> _Given task_
Reproduce the entries in full, with no changes.

> _Dataset_
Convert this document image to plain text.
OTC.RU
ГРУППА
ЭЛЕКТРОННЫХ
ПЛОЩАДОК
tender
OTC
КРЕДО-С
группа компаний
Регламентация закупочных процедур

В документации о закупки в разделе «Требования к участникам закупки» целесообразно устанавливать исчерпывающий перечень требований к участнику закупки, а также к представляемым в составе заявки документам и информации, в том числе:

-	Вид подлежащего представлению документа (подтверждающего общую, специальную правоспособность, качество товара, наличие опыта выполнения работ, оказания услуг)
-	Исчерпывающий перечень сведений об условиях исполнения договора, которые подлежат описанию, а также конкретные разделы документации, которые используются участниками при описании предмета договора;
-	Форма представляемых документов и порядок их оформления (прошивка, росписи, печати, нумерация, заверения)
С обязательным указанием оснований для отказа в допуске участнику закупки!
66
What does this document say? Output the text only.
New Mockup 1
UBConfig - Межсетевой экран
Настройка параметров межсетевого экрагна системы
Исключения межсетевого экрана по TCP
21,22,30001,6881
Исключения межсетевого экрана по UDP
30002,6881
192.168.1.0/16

> _Correct response_
Convert this document image to plain text.
OTC.RU
ГРУППА
ЭЛЕКТРОННЫХ
ПЛОЩАДОК
tender
OTC
КРЕДО-С
группа компаний
Регламентация закупочных процедур

В документации о закупки в разделе «Требования к участникам закупки» целесообразно устанавливать исчерпывающий перечень требований к участнику закупки, а также к представляемым в составе заявки документам и информации, в том числе:

-	Вид подлежащего представлению документа (подтверждающего общую, специальную правоспособность, качество товара, наличие опыта выполнения работ, оказания услуг)
-	Исчерпывающий перечень сведений об условиях исполнения договора, которые подлежат описанию, а также конкретные разделы документации, которые используются участниками при описании предмета договора;
-	Форма представляемых документов и порядок их оформления (прошивка, росписи, печати, нумерация, заверения)
С обязательным указанием оснований для отказа в допуске участнику закупки!
66
What does this document say? Output the text only.
New Mockup 1
UBConfig - Межсетевой экран
Настройка параметров межсетевого экрагна системы
Исключения межсетевого экрана по TCP
21,22,30001,6881
Исключения межсетевого экрана по UDP
30002,6881
192.168.1.0/16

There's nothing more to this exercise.